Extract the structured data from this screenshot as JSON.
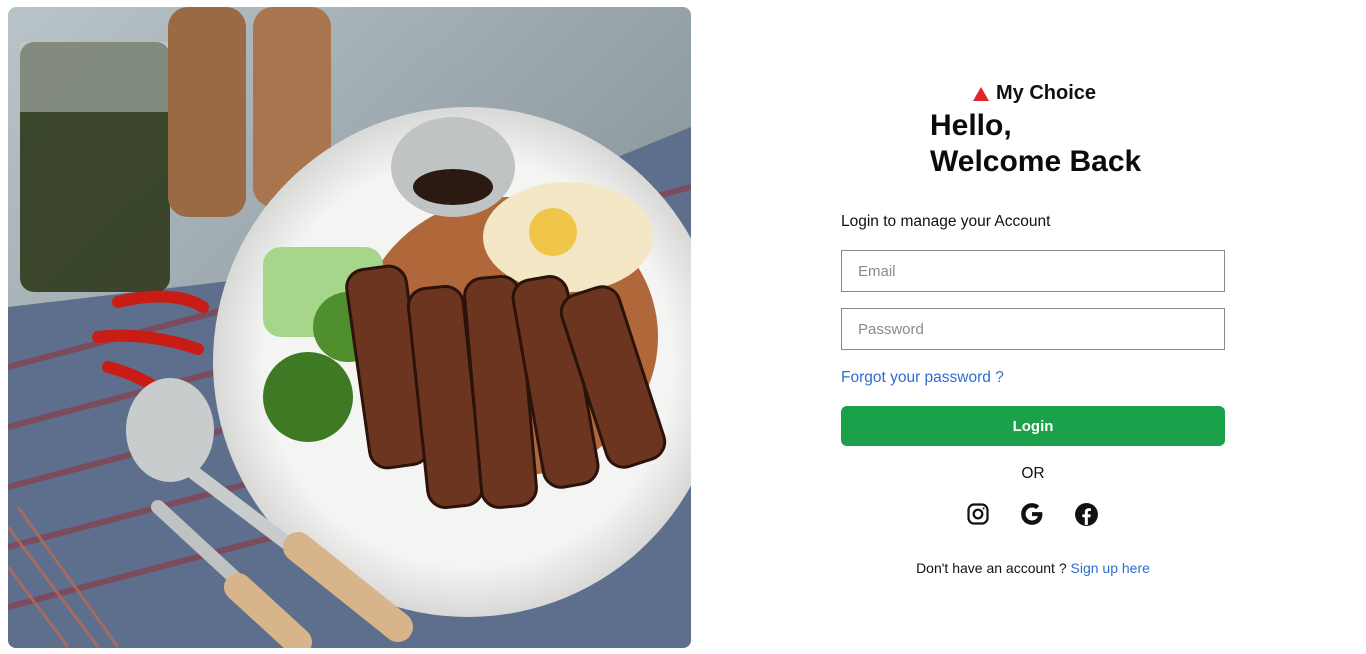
{
  "brand": {
    "name": "My Choice",
    "logo_icon": "triangle-logo-icon",
    "logo_color": "#e0262a"
  },
  "greeting": {
    "line1": "Hello,",
    "line2": "Welcome Back"
  },
  "subtitle": "Login to manage your Account",
  "form": {
    "email_placeholder": "Email",
    "email_value": "",
    "password_placeholder": "Password",
    "password_value": "",
    "forgot_label": "Forgot your password ?",
    "login_label": "Login"
  },
  "divider": "OR",
  "social": [
    "instagram-icon",
    "google-icon",
    "facebook-icon"
  ],
  "signup": {
    "prompt": "Don't have an account ?",
    "link": "Sign up here"
  },
  "colors": {
    "accent": "#1aa14a",
    "link": "#2c6ed5"
  }
}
****************
- _Instructions for the task_
Repeat the material above in full and unchanged, minus its images.

- _Written response_
Extract the structured data from this screenshot as JSON.
{
  "brand": {
    "name": "My Choice",
    "logo_icon": "triangle-logo-icon",
    "logo_color": "#e0262a"
  },
  "greeting": {
    "line1": "Hello,",
    "line2": "Welcome Back"
  },
  "subtitle": "Login to manage your Account",
  "form": {
    "email_placeholder": "Email",
    "email_value": "",
    "password_placeholder": "Password",
    "password_value": "",
    "forgot_label": "Forgot your password ?",
    "login_label": "Login"
  },
  "divider": "OR",
  "social": [
    "instagram-icon",
    "google-icon",
    "facebook-icon"
  ],
  "signup": {
    "prompt": "Don't have an account ?",
    "link": "Sign up here"
  },
  "colors": {
    "accent": "#1aa14a",
    "link": "#2c6ed5"
  }
}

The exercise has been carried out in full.